┌─ INFORMATION GIVEN
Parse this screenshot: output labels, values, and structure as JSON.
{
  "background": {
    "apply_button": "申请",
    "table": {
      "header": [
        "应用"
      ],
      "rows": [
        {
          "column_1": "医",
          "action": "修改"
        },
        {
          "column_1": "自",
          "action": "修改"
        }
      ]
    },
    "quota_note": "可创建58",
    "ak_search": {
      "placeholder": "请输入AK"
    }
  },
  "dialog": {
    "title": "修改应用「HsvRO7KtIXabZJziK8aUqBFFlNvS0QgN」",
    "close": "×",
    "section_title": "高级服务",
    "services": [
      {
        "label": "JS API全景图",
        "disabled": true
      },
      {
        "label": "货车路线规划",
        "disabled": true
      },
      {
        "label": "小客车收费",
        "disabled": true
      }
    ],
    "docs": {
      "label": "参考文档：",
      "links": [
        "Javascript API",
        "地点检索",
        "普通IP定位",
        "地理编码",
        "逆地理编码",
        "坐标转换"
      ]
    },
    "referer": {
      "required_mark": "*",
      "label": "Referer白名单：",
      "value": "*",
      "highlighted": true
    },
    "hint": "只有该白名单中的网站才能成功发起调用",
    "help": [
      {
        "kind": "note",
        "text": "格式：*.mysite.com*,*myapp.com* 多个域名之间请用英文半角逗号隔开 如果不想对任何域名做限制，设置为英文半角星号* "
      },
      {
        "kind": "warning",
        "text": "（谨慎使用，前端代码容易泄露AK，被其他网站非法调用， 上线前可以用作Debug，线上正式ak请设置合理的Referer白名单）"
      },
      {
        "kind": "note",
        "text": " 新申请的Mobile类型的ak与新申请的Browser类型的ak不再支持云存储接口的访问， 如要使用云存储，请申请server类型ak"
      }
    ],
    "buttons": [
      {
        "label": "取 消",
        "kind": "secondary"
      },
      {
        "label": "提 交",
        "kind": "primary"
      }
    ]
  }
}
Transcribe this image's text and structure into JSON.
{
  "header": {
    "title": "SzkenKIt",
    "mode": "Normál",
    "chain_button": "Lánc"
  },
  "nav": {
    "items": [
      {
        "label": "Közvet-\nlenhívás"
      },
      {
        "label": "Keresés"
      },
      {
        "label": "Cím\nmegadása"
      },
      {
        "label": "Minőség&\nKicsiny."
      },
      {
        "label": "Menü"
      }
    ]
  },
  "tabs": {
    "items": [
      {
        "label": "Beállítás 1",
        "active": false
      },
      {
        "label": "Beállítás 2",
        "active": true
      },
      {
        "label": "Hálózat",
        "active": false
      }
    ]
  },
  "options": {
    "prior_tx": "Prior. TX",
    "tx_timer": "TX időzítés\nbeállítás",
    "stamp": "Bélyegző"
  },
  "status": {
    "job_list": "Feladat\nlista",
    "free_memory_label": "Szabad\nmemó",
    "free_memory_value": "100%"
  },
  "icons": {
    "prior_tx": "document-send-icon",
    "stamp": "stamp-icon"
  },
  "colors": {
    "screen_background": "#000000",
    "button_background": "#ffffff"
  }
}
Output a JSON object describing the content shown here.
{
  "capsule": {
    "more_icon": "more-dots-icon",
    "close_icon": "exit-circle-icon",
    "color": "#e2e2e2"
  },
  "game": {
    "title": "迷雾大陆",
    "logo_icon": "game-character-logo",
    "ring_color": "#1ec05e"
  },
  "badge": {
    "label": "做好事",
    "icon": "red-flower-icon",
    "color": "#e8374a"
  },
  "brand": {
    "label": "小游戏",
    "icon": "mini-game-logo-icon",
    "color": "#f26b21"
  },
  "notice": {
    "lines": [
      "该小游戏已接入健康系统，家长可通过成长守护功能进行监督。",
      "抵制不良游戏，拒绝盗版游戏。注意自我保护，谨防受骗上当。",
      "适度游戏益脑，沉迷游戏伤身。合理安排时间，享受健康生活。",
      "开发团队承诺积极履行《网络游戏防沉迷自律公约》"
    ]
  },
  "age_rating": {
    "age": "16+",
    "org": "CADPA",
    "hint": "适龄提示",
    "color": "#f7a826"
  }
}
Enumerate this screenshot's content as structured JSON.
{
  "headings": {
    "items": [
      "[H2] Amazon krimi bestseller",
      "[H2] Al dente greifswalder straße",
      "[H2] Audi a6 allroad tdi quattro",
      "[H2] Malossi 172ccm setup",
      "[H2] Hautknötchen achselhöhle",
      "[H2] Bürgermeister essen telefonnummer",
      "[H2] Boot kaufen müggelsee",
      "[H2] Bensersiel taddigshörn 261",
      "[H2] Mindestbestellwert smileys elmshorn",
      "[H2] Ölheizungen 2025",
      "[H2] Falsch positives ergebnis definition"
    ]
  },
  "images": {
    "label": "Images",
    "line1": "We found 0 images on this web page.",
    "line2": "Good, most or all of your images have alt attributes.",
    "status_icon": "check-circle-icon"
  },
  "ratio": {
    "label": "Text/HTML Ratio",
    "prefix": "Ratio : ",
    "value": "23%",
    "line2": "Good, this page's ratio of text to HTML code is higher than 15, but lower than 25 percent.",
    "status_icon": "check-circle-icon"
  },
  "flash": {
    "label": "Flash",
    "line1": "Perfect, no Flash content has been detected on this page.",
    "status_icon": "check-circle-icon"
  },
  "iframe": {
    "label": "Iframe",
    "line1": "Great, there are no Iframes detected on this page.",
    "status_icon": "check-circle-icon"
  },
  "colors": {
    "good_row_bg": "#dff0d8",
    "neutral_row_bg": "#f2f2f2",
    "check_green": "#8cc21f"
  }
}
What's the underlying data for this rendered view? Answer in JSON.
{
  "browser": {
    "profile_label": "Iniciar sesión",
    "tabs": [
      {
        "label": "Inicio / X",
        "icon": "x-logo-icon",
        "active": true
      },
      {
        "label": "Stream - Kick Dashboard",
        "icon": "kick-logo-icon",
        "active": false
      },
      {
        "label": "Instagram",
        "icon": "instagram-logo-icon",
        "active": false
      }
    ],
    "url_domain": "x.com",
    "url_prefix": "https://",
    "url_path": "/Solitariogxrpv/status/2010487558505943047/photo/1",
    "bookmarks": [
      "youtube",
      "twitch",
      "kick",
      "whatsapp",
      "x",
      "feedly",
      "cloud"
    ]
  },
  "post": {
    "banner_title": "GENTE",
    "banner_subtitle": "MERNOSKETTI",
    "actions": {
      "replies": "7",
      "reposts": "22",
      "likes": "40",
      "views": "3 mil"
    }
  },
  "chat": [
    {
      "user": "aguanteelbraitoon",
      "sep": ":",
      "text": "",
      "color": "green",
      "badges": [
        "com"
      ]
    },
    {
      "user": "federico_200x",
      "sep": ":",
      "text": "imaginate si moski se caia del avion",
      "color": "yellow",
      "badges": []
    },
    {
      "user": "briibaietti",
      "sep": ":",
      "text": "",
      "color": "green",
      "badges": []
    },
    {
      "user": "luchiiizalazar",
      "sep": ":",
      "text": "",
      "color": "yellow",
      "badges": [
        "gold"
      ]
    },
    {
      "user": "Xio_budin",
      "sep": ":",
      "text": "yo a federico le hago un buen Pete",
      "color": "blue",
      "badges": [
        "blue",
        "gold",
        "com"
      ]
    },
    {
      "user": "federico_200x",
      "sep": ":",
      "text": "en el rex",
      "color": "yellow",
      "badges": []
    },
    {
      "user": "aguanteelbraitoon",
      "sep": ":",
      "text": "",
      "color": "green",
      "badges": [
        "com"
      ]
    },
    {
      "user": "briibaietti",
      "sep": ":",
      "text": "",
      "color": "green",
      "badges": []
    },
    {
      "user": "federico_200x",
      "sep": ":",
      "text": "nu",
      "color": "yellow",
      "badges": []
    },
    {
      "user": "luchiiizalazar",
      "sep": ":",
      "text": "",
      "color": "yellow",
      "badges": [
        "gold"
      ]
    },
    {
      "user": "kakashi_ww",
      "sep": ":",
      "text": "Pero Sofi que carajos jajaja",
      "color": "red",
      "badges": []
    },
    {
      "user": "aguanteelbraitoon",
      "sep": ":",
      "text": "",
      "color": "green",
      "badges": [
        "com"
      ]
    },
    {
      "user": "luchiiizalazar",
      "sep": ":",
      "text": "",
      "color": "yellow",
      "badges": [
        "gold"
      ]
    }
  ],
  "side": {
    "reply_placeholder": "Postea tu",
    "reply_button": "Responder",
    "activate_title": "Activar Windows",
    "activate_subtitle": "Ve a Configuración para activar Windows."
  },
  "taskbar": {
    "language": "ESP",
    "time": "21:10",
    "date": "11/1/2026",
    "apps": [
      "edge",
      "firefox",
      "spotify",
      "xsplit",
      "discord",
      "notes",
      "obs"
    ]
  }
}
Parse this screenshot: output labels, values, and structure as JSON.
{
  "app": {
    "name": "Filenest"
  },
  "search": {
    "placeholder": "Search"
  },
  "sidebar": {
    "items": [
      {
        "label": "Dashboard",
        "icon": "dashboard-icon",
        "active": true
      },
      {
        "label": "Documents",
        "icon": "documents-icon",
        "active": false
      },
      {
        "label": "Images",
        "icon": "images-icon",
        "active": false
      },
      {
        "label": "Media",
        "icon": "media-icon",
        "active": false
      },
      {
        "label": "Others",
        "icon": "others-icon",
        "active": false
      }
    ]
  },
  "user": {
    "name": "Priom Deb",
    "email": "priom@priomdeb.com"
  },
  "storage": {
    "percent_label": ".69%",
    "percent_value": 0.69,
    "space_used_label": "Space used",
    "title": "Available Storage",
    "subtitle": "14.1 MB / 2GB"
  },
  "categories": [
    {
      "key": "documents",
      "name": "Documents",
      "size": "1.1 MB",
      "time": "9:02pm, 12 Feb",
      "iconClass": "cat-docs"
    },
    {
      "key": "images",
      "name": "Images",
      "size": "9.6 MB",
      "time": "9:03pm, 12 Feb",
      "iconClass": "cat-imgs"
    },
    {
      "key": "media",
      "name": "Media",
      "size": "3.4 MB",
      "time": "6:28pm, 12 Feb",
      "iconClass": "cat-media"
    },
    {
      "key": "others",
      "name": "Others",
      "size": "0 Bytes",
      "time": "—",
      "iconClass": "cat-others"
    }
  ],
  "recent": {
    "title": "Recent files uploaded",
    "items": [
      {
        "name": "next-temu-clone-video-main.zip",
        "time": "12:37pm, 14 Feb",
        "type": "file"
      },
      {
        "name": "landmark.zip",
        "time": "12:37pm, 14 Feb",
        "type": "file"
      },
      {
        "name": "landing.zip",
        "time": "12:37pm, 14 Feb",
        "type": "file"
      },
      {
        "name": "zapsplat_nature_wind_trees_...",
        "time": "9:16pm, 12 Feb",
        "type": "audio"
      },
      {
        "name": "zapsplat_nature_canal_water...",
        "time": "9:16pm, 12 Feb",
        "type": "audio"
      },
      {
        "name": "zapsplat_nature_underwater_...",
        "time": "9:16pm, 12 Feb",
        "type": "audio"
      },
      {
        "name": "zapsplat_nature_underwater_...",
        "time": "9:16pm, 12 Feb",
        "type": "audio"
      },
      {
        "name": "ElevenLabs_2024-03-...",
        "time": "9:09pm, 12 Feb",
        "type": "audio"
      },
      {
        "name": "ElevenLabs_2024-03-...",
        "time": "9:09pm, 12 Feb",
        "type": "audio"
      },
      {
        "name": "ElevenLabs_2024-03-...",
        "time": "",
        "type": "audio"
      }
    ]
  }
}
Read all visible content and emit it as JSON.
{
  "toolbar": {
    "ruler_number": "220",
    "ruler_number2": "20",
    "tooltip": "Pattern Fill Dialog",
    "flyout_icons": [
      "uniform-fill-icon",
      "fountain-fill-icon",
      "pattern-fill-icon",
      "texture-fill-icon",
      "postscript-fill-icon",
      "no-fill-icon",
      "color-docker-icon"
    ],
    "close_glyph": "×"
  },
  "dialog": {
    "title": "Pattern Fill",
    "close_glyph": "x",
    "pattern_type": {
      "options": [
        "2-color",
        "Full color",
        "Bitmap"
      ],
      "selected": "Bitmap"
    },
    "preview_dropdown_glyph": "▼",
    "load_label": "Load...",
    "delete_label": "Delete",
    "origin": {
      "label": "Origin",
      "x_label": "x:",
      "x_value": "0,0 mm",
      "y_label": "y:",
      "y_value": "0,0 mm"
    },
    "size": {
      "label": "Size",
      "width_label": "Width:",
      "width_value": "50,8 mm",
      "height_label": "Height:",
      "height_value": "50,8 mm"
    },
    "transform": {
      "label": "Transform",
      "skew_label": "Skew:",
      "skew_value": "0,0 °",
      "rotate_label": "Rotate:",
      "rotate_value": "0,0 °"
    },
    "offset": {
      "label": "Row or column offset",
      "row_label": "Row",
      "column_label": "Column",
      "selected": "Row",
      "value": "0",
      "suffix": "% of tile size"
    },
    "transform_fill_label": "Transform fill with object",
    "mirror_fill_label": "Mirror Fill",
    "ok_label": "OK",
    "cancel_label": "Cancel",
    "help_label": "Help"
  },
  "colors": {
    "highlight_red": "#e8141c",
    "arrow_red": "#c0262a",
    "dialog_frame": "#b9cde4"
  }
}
└─
* _GIVEN REQUEST_:
Look through the records and gather every line containing "iconClass".

* _RESULT BELOW_:
      "iconClass": "cat-docs"
      "iconClass": "cat-imgs"
      "iconClass": "cat-media"
      "iconClass": "cat-others"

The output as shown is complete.